Find each line containing the string "JSON" and return it.

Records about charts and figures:
####################

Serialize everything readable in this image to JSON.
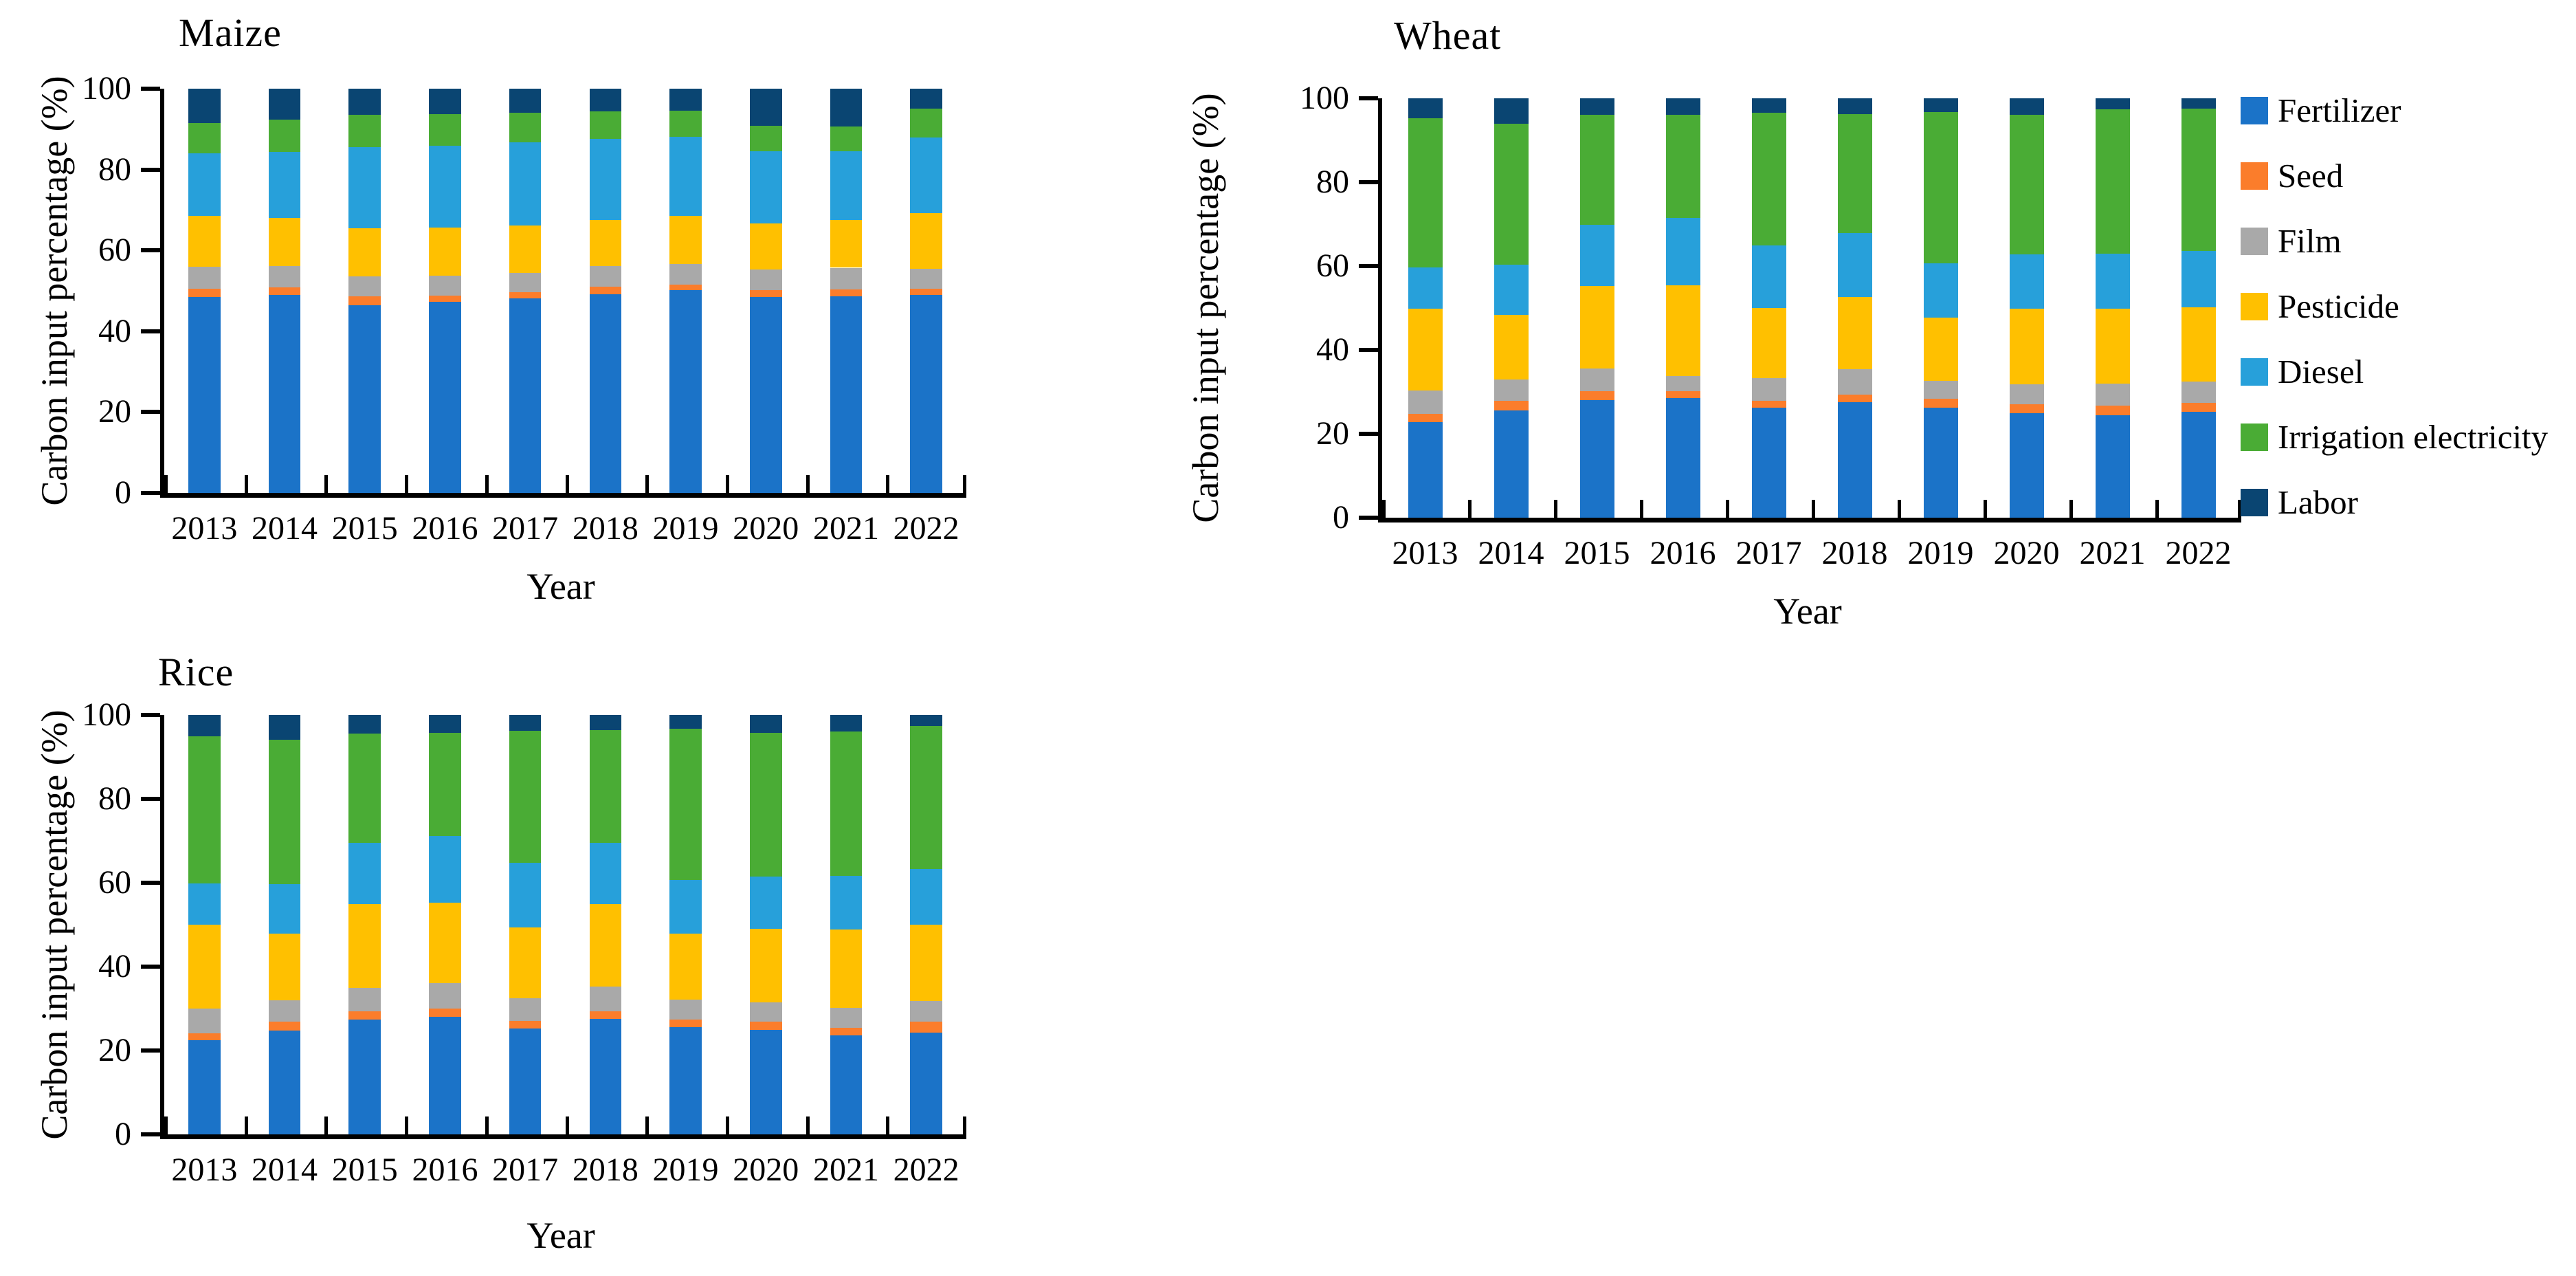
{
  "figure": {
    "background": "#FFFFFF",
    "axis_color": "#000000",
    "font_style": "serif"
  },
  "chart_data": [
    {
      "type": "bar",
      "stacked": true,
      "title": "Maize",
      "xlabel": "Year",
      "ylabel": "Carbon input percentage (%)",
      "ylim": [
        0,
        100
      ],
      "yticks": [
        0,
        20,
        40,
        60,
        80,
        100
      ],
      "grid": false,
      "legend_position": "none",
      "categories": [
        "2013",
        "2014",
        "2015",
        "2016",
        "2017",
        "2018",
        "2019",
        "2020",
        "2021",
        "2022"
      ],
      "series": [
        {
          "name": "Fertilizer",
          "color": "#1B73C8",
          "values": [
            48.5,
            49.0,
            46.5,
            47.2,
            48.2,
            49.1,
            50.1,
            48.5,
            48.7,
            48.9
          ]
        },
        {
          "name": "Seed",
          "color": "#FB7D2B",
          "values": [
            2.0,
            1.9,
            2.1,
            1.6,
            1.5,
            1.9,
            1.4,
            1.7,
            1.7,
            1.6
          ]
        },
        {
          "name": "Film",
          "color": "#A9A9A9",
          "values": [
            5.5,
            5.3,
            5.0,
            4.9,
            4.7,
            5.1,
            5.1,
            5.0,
            5.3,
            5.0
          ]
        },
        {
          "name": "Pesticide",
          "color": "#FFC000",
          "values": [
            12.5,
            11.8,
            11.9,
            11.9,
            11.8,
            11.5,
            12.0,
            11.4,
            11.9,
            13.8
          ]
        },
        {
          "name": "Diesel",
          "color": "#27A0DA",
          "values": [
            15.5,
            16.4,
            20.1,
            20.3,
            20.5,
            20.0,
            19.5,
            17.9,
            16.9,
            18.6
          ]
        },
        {
          "name": "Irrigation electricity",
          "color": "#4AAC35",
          "values": [
            7.5,
            8.0,
            8.0,
            7.8,
            7.3,
            6.8,
            6.4,
            6.4,
            6.2,
            7.1
          ]
        },
        {
          "name": "Labor",
          "color": "#0A4572",
          "values": [
            8.5,
            7.6,
            6.4,
            6.3,
            6.0,
            5.6,
            5.5,
            9.1,
            9.3,
            5.0
          ]
        }
      ]
    },
    {
      "type": "bar",
      "stacked": true,
      "title": "Wheat",
      "xlabel": "Year",
      "ylabel": "Carbon input percentage (%)",
      "ylim": [
        0,
        100
      ],
      "yticks": [
        0,
        20,
        40,
        60,
        80,
        100
      ],
      "grid": false,
      "legend_position": "right",
      "categories": [
        "2013",
        "2014",
        "2015",
        "2016",
        "2017",
        "2018",
        "2019",
        "2020",
        "2021",
        "2022"
      ],
      "series": [
        {
          "name": "Fertilizer",
          "color": "#1B73C8",
          "values": [
            22.8,
            25.5,
            28.0,
            28.6,
            26.2,
            27.5,
            26.2,
            25.0,
            24.5,
            25.2
          ]
        },
        {
          "name": "Seed",
          "color": "#FB7D2B",
          "values": [
            2.0,
            2.3,
            2.1,
            1.6,
            1.7,
            1.9,
            2.1,
            2.1,
            2.3,
            2.1
          ]
        },
        {
          "name": "Film",
          "color": "#A9A9A9",
          "values": [
            5.5,
            5.2,
            5.4,
            3.6,
            5.4,
            6.0,
            4.3,
            4.7,
            5.1,
            5.1
          ]
        },
        {
          "name": "Pesticide",
          "color": "#FFC000",
          "values": [
            19.5,
            15.3,
            19.8,
            21.6,
            16.7,
            17.2,
            15.1,
            18.1,
            18.0,
            17.8
          ]
        },
        {
          "name": "Diesel",
          "color": "#27A0DA",
          "values": [
            9.8,
            12.0,
            14.6,
            16.0,
            14.9,
            15.2,
            13.0,
            12.9,
            13.0,
            13.4
          ]
        },
        {
          "name": "Irrigation electricity",
          "color": "#4AAC35",
          "values": [
            35.6,
            33.7,
            26.1,
            24.6,
            31.6,
            28.5,
            36.0,
            33.3,
            34.5,
            33.9
          ]
        },
        {
          "name": "Labor",
          "color": "#0A4572",
          "values": [
            4.8,
            6.0,
            4.0,
            4.0,
            3.5,
            3.7,
            3.3,
            3.9,
            2.6,
            2.5
          ]
        }
      ]
    },
    {
      "type": "bar",
      "stacked": true,
      "title": "Rice",
      "xlabel": "Year",
      "ylabel": "Carbon input percentage (%)",
      "ylim": [
        0,
        100
      ],
      "yticks": [
        0,
        20,
        40,
        60,
        80,
        100
      ],
      "grid": false,
      "legend_position": "none",
      "categories": [
        "2013",
        "2014",
        "2015",
        "2016",
        "2017",
        "2018",
        "2019",
        "2020",
        "2021",
        "2022"
      ],
      "series": [
        {
          "name": "Fertilizer",
          "color": "#1B73C8",
          "values": [
            22.4,
            24.8,
            27.3,
            28.1,
            25.3,
            27.6,
            25.5,
            24.9,
            23.6,
            24.2
          ]
        },
        {
          "name": "Seed",
          "color": "#FB7D2B",
          "values": [
            1.7,
            2.1,
            2.1,
            1.9,
            1.7,
            1.8,
            1.8,
            2.0,
            1.8,
            2.7
          ]
        },
        {
          "name": "Film",
          "color": "#A9A9A9",
          "values": [
            5.9,
            5.1,
            5.6,
            6.1,
            5.5,
            5.8,
            4.9,
            4.6,
            4.7,
            4.9
          ]
        },
        {
          "name": "Pesticide",
          "color": "#FFC000",
          "values": [
            20.0,
            15.8,
            20.0,
            19.2,
            16.8,
            19.7,
            15.6,
            17.5,
            18.7,
            18.2
          ]
        },
        {
          "name": "Diesel",
          "color": "#27A0DA",
          "values": [
            9.8,
            11.8,
            14.5,
            15.9,
            15.5,
            14.6,
            12.9,
            12.4,
            12.8,
            13.3
          ]
        },
        {
          "name": "Irrigation electricity",
          "color": "#4AAC35",
          "values": [
            35.1,
            34.5,
            26.1,
            24.6,
            31.5,
            26.9,
            36.1,
            34.4,
            34.4,
            34.0
          ]
        },
        {
          "name": "Labor",
          "color": "#0A4572",
          "values": [
            5.1,
            5.9,
            4.4,
            4.2,
            3.7,
            3.6,
            3.2,
            4.2,
            4.0,
            2.7
          ]
        }
      ]
    }
  ],
  "legend": {
    "source_chart": 1,
    "items": [
      "Fertilizer",
      "Seed",
      "Film",
      "Pesticide",
      "Diesel",
      "Irrigation electricity",
      "Labor"
    ]
  }
}
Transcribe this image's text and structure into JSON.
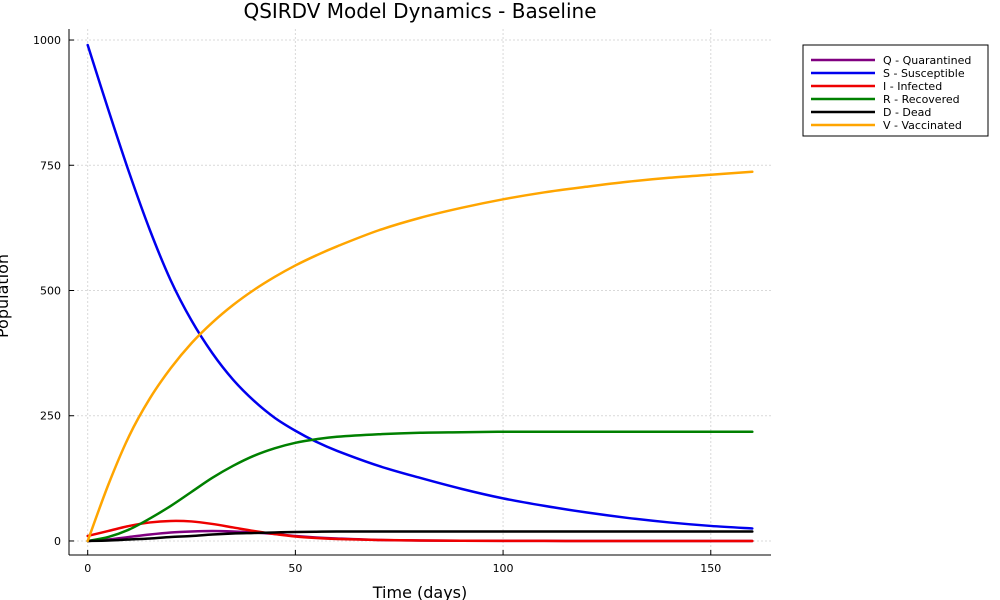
{
  "chart_data": {
    "type": "line",
    "title": "QSIRDV Model Dynamics - Baseline",
    "xlabel": "Time (days)",
    "ylabel": "Population",
    "xlim": [
      -4.5,
      164.5
    ],
    "ylim": [
      -28,
      1022
    ],
    "xticks": [
      0,
      50,
      100,
      150
    ],
    "yticks": [
      0,
      250,
      500,
      750,
      1000
    ],
    "grid": true,
    "legend_position": "top-right-outside",
    "x": [
      0,
      5,
      10,
      15,
      20,
      25,
      30,
      35,
      40,
      45,
      50,
      55,
      60,
      70,
      80,
      90,
      100,
      110,
      120,
      130,
      140,
      150,
      160
    ],
    "series": [
      {
        "name": "Q - Quarantined",
        "color": "#800080",
        "values": [
          0,
          3,
          8,
          13,
          17,
          19,
          20,
          19,
          17,
          14,
          10,
          7,
          5,
          2,
          1,
          0.5,
          0.2,
          0.1,
          0,
          0,
          0,
          0,
          0
        ]
      },
      {
        "name": "S - Susceptible",
        "color": "#0000ee",
        "values": [
          990,
          860,
          735,
          620,
          520,
          440,
          375,
          322,
          280,
          246,
          220,
          198,
          180,
          150,
          126,
          104,
          85,
          70,
          57,
          46,
          37,
          30,
          25
        ]
      },
      {
        "name": "I - Infected",
        "color": "#ee0000",
        "values": [
          10,
          20,
          30,
          37,
          40,
          39,
          34,
          27,
          20,
          14,
          9,
          6,
          4,
          2,
          1,
          0.5,
          0.2,
          0.1,
          0,
          0,
          0,
          0,
          0
        ]
      },
      {
        "name": "R - Recovered",
        "color": "#008000",
        "values": [
          0,
          8,
          23,
          45,
          70,
          98,
          126,
          150,
          170,
          185,
          196,
          203,
          208,
          213,
          216,
          217,
          218,
          218,
          218,
          218,
          218,
          218,
          218
        ]
      },
      {
        "name": "D - Dead",
        "color": "#000000",
        "values": [
          0,
          1,
          3,
          5,
          8,
          10,
          13,
          15,
          16,
          17,
          18,
          18.5,
          19,
          19,
          19,
          19,
          19,
          19,
          19,
          19,
          19,
          19,
          19
        ]
      },
      {
        "name": "V - Vaccinated",
        "color": "#ffa500",
        "values": [
          0,
          113,
          210,
          285,
          345,
          395,
          436,
          471,
          501,
          527,
          550,
          570,
          588,
          620,
          645,
          665,
          682,
          696,
          707,
          717,
          725,
          731,
          737
        ]
      }
    ]
  }
}
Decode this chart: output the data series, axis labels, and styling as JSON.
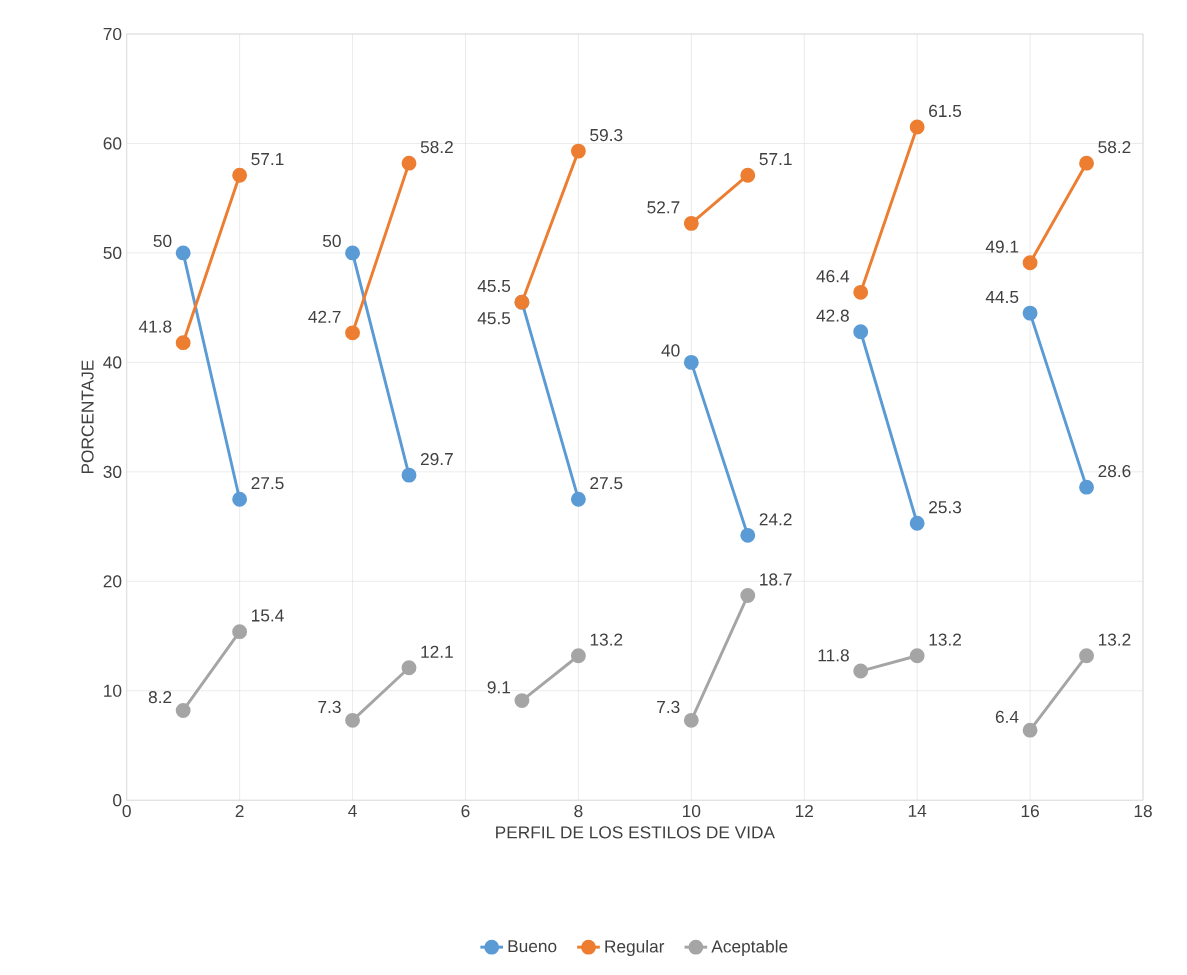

####################

Answer to this task.
Serialize everything readable in this image to JSON.
Transcribe this image's text and structure into JSON.
Decode this chart: output the data series, axis labels, and styling as JSON.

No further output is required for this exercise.